↓↓↓

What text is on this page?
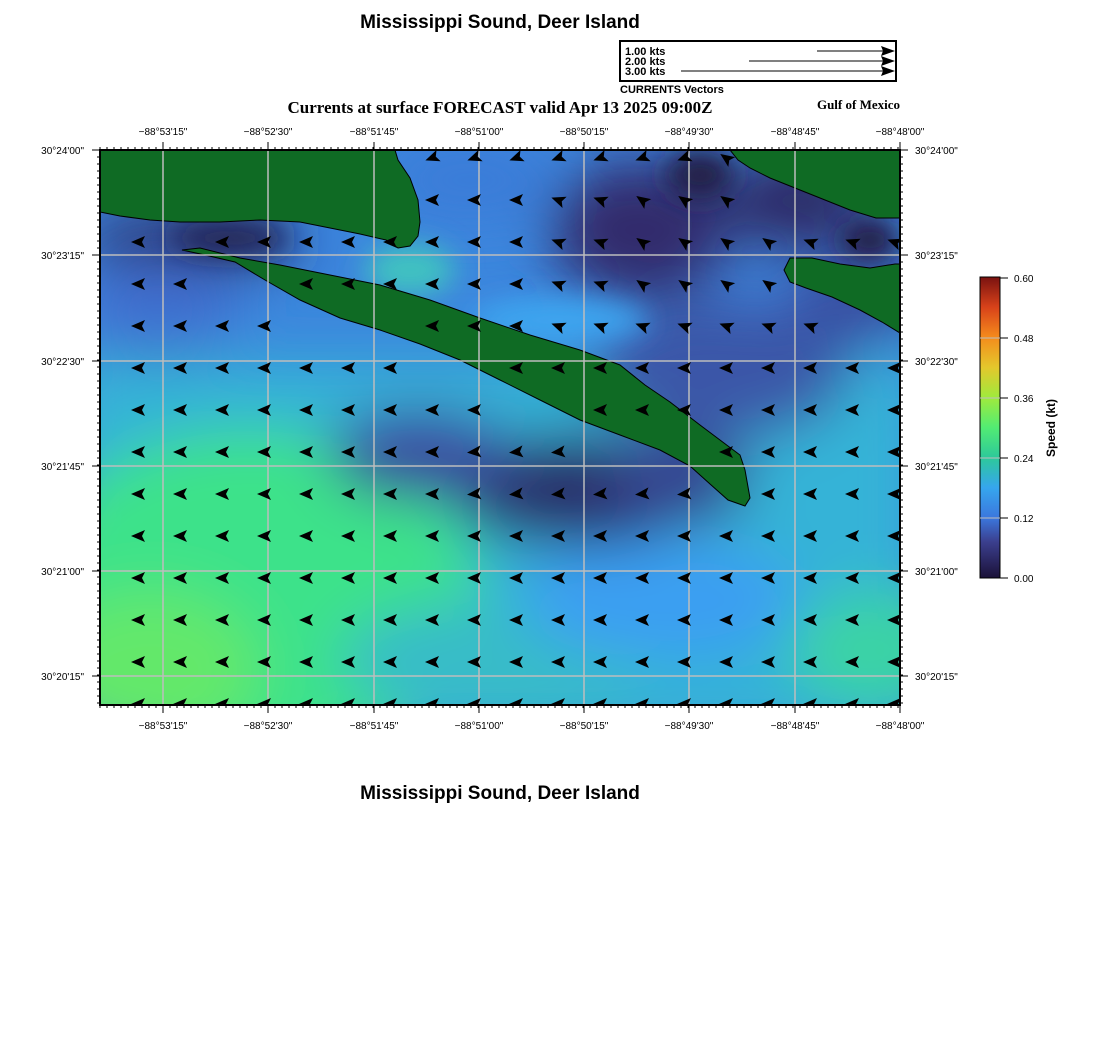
Mississippi Sound, Deer Island
1.00 kts
2.00 kts
3.00 kts
CURRENTS Vectors
Currents at surface FORECAST valid Apr 13 2025 09:00Z	Gulf of Mexico
−88°53'15"	−88°52'30"	−88°51'45"	−88°51'00"	−88°50'15"	−88°49'30"	−88°48'45"	−88°48'00"
−88°53'15"	−88°52'30"	−88°51'45"	−88°51'00"	−88°50'15"	−88°49'30"	−88°48'45"	−88°48'00"
30°24'00"
30°23'15"
30°22'30"
30°21'45"
30°21'00"
30°20'15"
30°24'00"
30°23'15"
30°22'30"
30°21'45"
30°21'00"
30°20'15"
0.60
0.48
0.36
0.24
0.12
0.00
Speed (kt)
Mississippi Sound, Deer Island
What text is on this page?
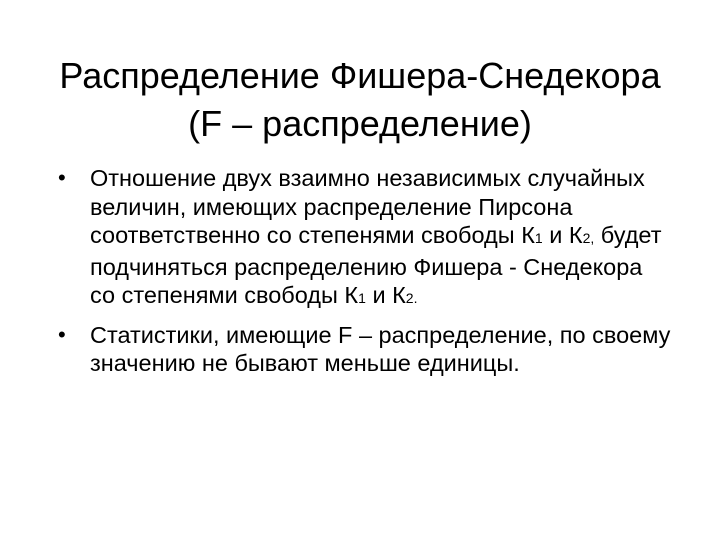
Распределение Фишера-Снедекора
(F – распределение)
• Отношение двух взаимно независимых случайных величин, имеющих распределение Пирсона соответственно со степенями свободы К1 и К2, будет подчиняться распределению Фишера - Снедекора со степенями свободы К1 и К2.
• Статистики, имеющие F – распределение, по своему значению не бывают меньше единицы.
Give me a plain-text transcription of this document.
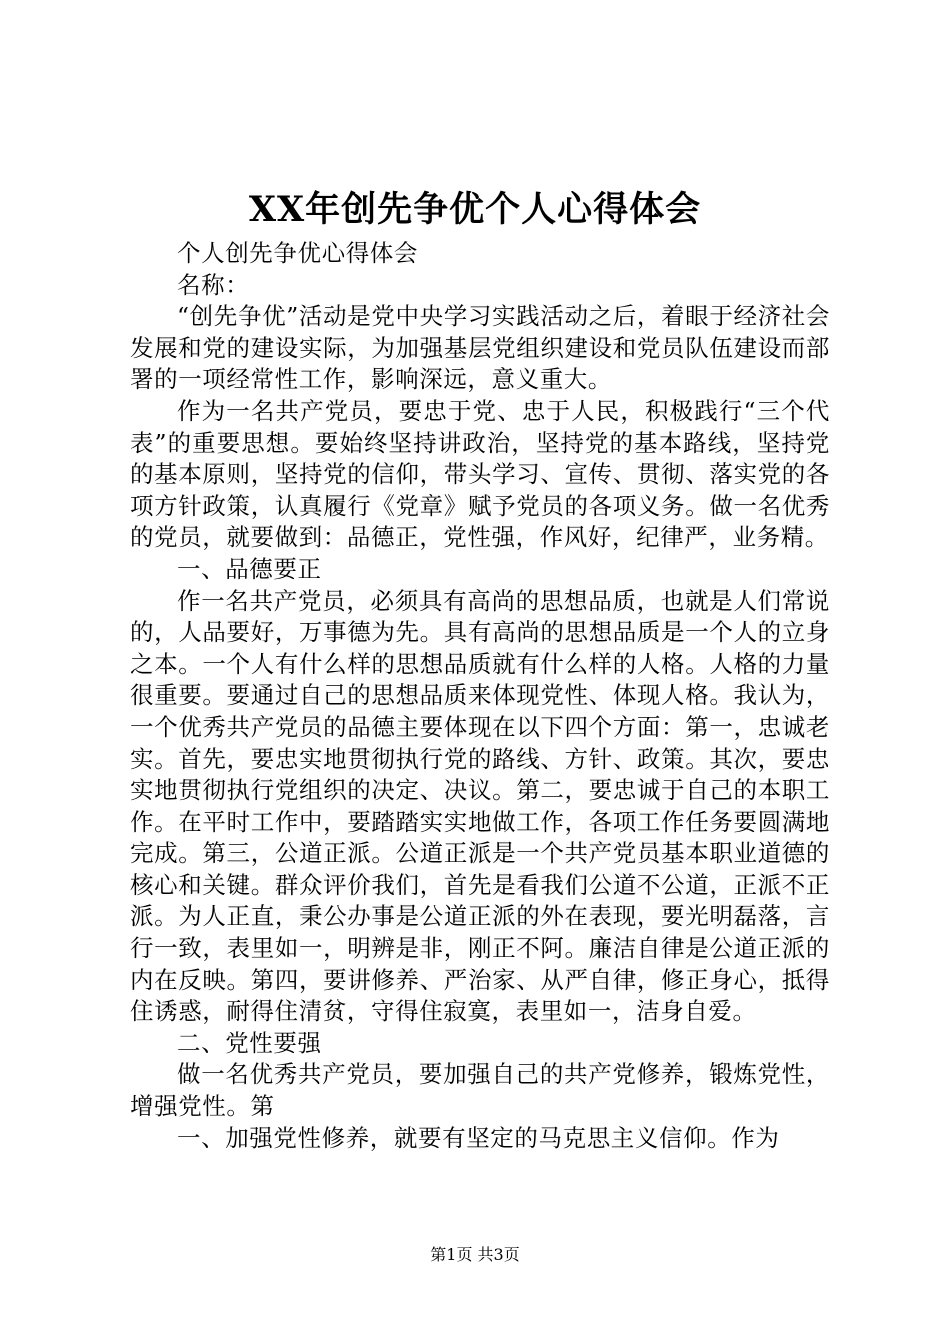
XX年创先争优个人心得体会

个人创先争优心得体会

名称：

“创先争优”活动是党中央学习实践活动之后，着眼于经济社会发展和党的建设实际，为加强基层党组织建设和党员队伍建设而部署的一项经常性工作，影响深远，意义重大。

作为一名共产党员，要忠于党、忠于人民，积极践行“三个代表”的重要思想。要始终坚持讲政治，坚持党的基本路线，坚持党的基本原则，坚持党的信仰，带头学习、宣传、贯彻、落实党的各项方针政策，认真履行《党章》赋予党员的各项义务。做一名优秀的党员，就要做到：品德正，党性强，作风好，纪律严，业务精。

一、品德要正

作一名共产党员，必须具有高尚的思想品质，也就是人们常说的，人品要好，万事德为先。具有高尚的思想品质是一个人的立身之本。一个人有什么样的思想品质就有什么样的人格。人格的力量很重要。要通过自己的思想品质来体现党性、体现人格。我认为，一个优秀共产党员的品德主要体现在以下四个方面：第一，忠诚老实。首先，要忠实地贯彻执行党的路线、方针、政策。其次，要忠实地贯彻执行党组织的决定、决议。第二，要忠诚于自己的本职工作。在平时工作中，要踏踏实实地做工作，各项工作任务要圆满地完成。第三，公道正派。公道正派是一个共产党员基本职业道德的核心和关键。群众评价我们，首先是看我们公道不公道，正派不正派。为人正直，秉公办事是公道正派的外在表现，要光明磊落，言行一致，表里如一，明辨是非，刚正不阿。廉洁自律是公道正派的内在反映。第四，要讲修养、严治家、从严自律，修正身心，抵得住诱惑，耐得住清贫，守得住寂寞，表里如一，洁身自爱。

二、党性要强

做一名优秀共产党员，要加强自己的共产党修养，锻炼党性，增强党性。第

一、加强党性修养，就要有坚定的马克思主义信仰。作为

第1页 共3页
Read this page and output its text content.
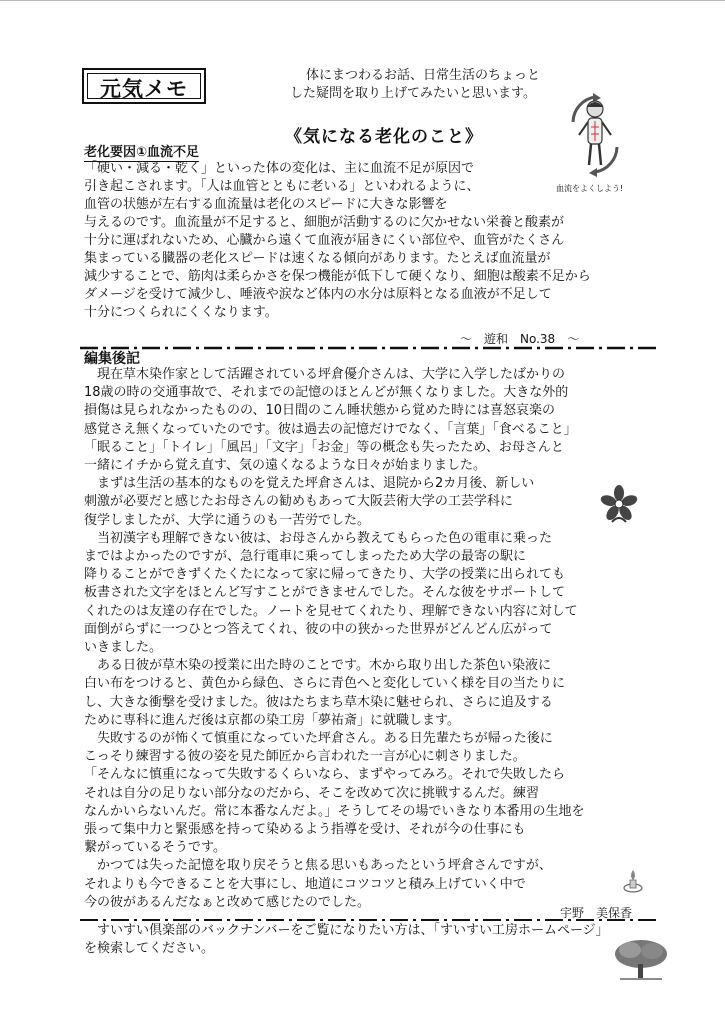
元気メモ
体にまつわるお話、日常生活のちょっと
した疑問を取り上げてみたいと思います。
《気になる老化のこと》
血流をよくしよう!
老化要因①血流不足
「硬い・減る・乾く」といった体の変化は、主に血流不足が原因で
引き起こされます。「人は血管とともに老いる」といわれるように、
血管の状態が左右する血流量は老化のスピードに大きな影響を
与えるのです。血流量が不足すると、細胞が活動するのに欠かせない栄養と酸素が
十分に運ばれないため、心臓から遠くて血液が届きにくい部位や、血管がたくさん
集まっている臓器の老化スピードは速くなる傾向があります。たとえば血流量が
減少することで、筋肉は柔らかさを保つ機能が低下して硬くなり、細胞は酸素不足から
ダメージを受けて減少し、唾液や涙など体内の水分は原料となる血液が不足して
十分につくられにくくなります。
～　遊和　No.38　～
編集後記
　現在草木染作家として活躍されている坪倉優介さんは、大学に入学したばかりの
18歳の時の交通事故で、それまでの記憶のほとんどが無くなりました。大きな外的
損傷は見られなかったものの、10日間のこん睡状態から覚めた時には喜怒哀楽の
感覚さえ無くなっていたのです。彼は過去の記憶だけでなく、「言葉」「食べること」
「眠ること」「トイレ」「風呂」「文字」「お金」等の概念も失ったため、お母さんと
一緒にイチから覚え直す、気の遠くなるような日々が始まりました。
　まずは生活の基本的なものを覚えた坪倉さんは、退院から2カ月後、新しい
刺激が必要だと感じたお母さんの勧めもあって大阪芸術大学の工芸学科に
復学しましたが、大学に通うのも一苦労でした。
　当初漢字も理解できない彼は、お母さんから教えてもらった色の電車に乗った
まではよかったのですが、急行電車に乗ってしまったため大学の最寄の駅に
降りることができずくたくたになって家に帰ってきたり、大学の授業に出られても
板書された文字をほとんど写すことができませんでした。そんな彼をサポートして
くれたのは友達の存在でした。ノートを見せてくれたり、理解できない内容に対して
面倒がらずに一つひとつ答えてくれ、彼の中の狭かった世界がどんどん広がって
いきました。
　ある日彼が草木染の授業に出た時のことです。木から取り出した茶色い染液に
白い布をつけると、黄色から緑色、さらに青色へと変化していく様を目の当たりに
し、大きな衝撃を受けました。彼はたちまち草木染に魅せられ、さらに追及する
ために専科に進んだ後は京都の染工房「夢祐斎」に就職します。
　失敗するのが怖くて慎重になっていた坪倉さん。ある日先輩たちが帰った後に
こっそり練習する彼の姿を見た師匠から言われた一言が心に刺さりました。
「そんなに慎重になって失敗するくらいなら、まずやってみろ。それで失敗したら
それは自分の足りない部分なのだから、そこを改めて次に挑戦するんだ。練習
なんかいらないんだ。常に本番なんだよ。」そうしてその場でいきなり本番用の生地を
張って集中力と緊張感を持って染めるよう指導を受け、それが今の仕事にも
繋がっているそうです。
　かつては失った記憶を取り戻そうと焦る思いもあったという坪倉さんですが、
それよりも今できることを大事にし、地道にコツコツと積み上げていく中で
今の彼があるんだなぁと改めて感じたのでした。
宇野　美保香
　すいすい倶楽部のバックナンバーをご覧になりたい方は、「すいすい工房ホームページ」
を検索してください。
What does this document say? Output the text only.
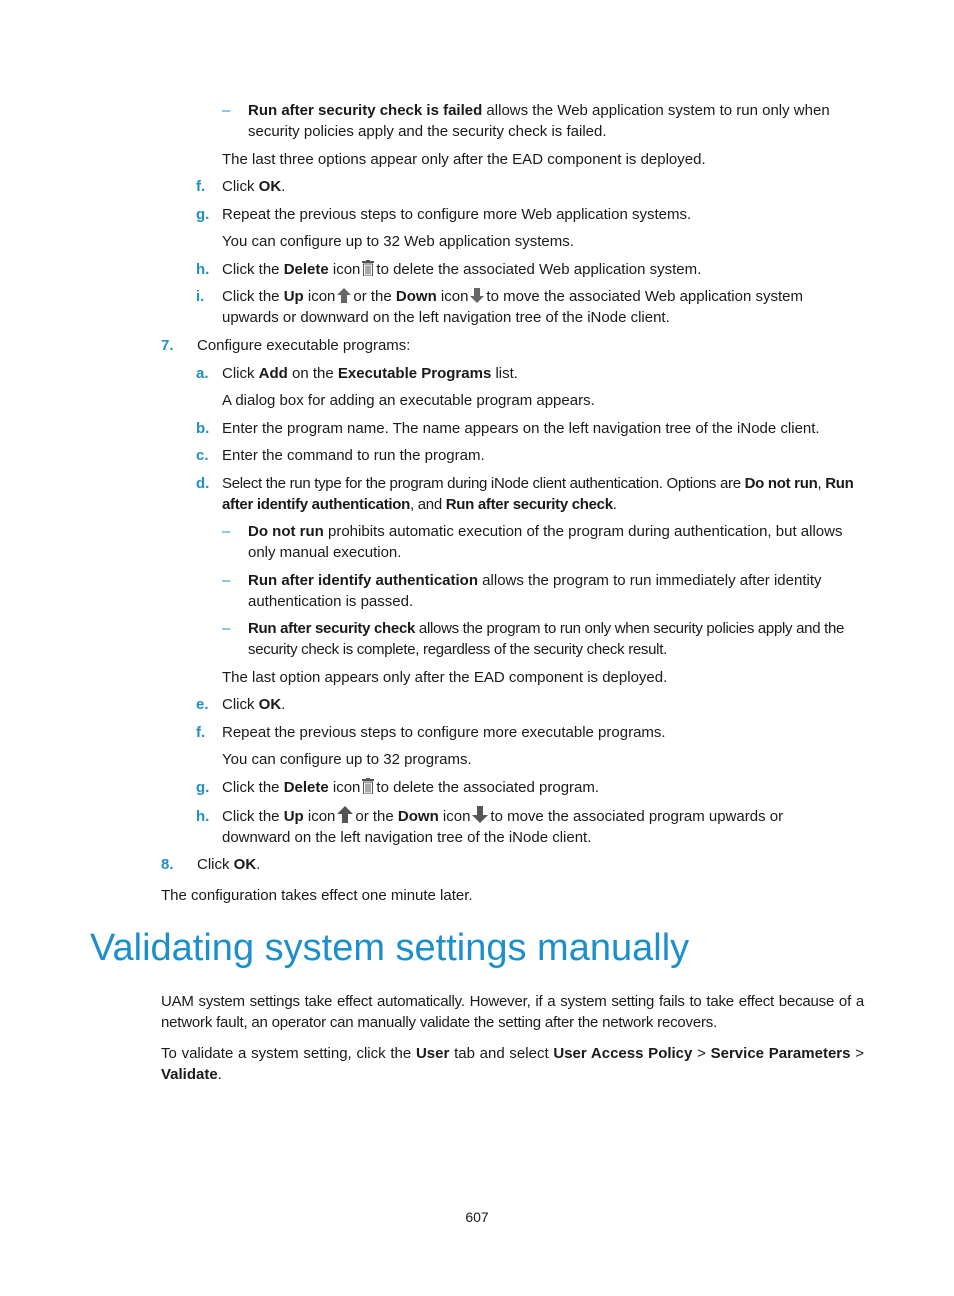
– Run after security check is failed allows the Web application system to run only when security policies apply and the security check is failed.

The last three options appear only after the EAD component is deployed.

f. Click OK.

g. Repeat the previous steps to configure more Web application systems.

You can configure up to 32 Web application systems.

h. Click the Delete icon to delete the associated Web application system.

i. Click the Up icon or the Down icon to move the associated Web application system upwards or downward on the left navigation tree of the iNode client.

7. Configure executable programs:

a. Click Add on the Executable Programs list.

A dialog box for adding an executable program appears.

b. Enter the program name. The name appears on the left navigation tree of the iNode client.

c. Enter the command to run the program.

d. Select the run type for the program during iNode client authentication. Options are Do not run, Run after identify authentication, and Run after security check.

– Do not run prohibits automatic execution of the program during authentication, but allows only manual execution.

– Run after identify authentication allows the program to run immediately after identity authentication is passed.

– Run after security check allows the program to run only when security policies apply and the security check is complete, regardless of the security check result.

The last option appears only after the EAD component is deployed.

e. Click OK.

f. Repeat the previous steps to configure more executable programs.

You can configure up to 32 programs.

g. Click the Delete icon to delete the associated program.

h. Click the Up icon or the Down icon to move the associated program upwards or downward on the left navigation tree of the iNode client.

8. Click OK.

The configuration takes effect one minute later.

Validating system settings manually

UAM system settings take effect automatically. However, if a system setting fails to take effect because of a network fault, an operator can manually validate the setting after the network recovers.

To validate a system setting, click the User tab and select User Access Policy > Service Parameters > Validate.

607
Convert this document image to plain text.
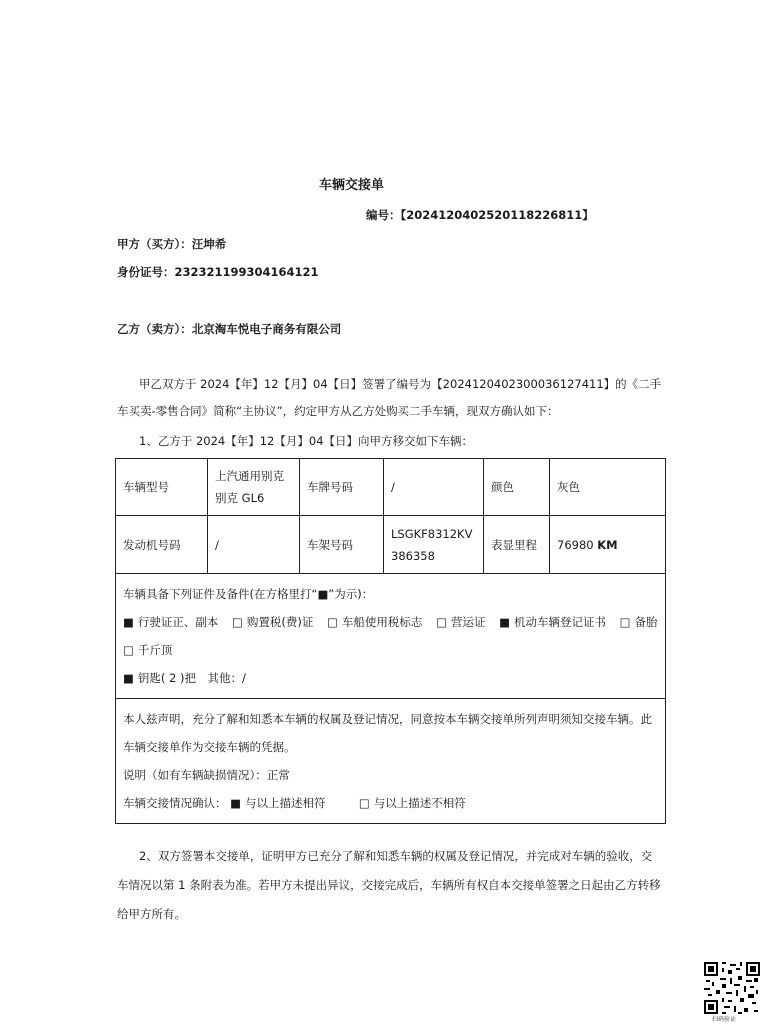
车辆交接单
编号：【20241204025201182268​11】
甲方（买方）：汪坤希
身份证号：232321199304164121
乙方（卖方）：北京淘车悦电子商务有限公司
甲乙双方于 2024【年】12【月】04【日】签署了编号为【2024120402300036127411】的《二手车买卖-零售合同》简称“主协议”，约定甲方从乙方处购买二手车辆，现双方确认如下：
1、乙方于 2024【年】12【月】04【日】向甲方移交如下车辆：
车辆型号	上汽通用别克别克 GL6	车牌号码	/	颜色	灰色
发动机号码	/	车架号码	LSGKF8312KV386358	表显里程	76980 KM

车辆具备下列证件及备件(在方格里打“■”为示)：
■ 行驶证正、副本 □ 购置税(费)证 □ 车船使用税标志 □ 营运证 ■ 机动车辆登记证书 □ 备胎
□ 千斤顶
■ 钥匙( 2 )把　其他：/					

本人兹声明，充分了解和知悉本车辆的权属及登记情况，同意按本车辆交接单所列声明须知交接车辆。此车辆交接单作为交接车辆的凭据。
说明（如有车辆缺损情况）：正常
车辆交接情况确认： ■ 与以上描述相符 □ 与以上描述不相符					
2、双方签署本交接单，证明甲方已充分了解和知悉车辆的权属及登记情况，并完成对车辆的验收，交车情况以第 1 条附表为准。若甲方未提出异议，交接完成后，车辆所有权自本交接单签署之日起由乙方转移给甲方所有。
扫码验证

↑↑↑

▸ WHAT IS NEEDED
Copy out each line of the listing that holds "Repeat".

▸ RESULT
g. Repeat the previous steps to configure more Web application systems.
f. Repeat the previous steps to configure more executable programs.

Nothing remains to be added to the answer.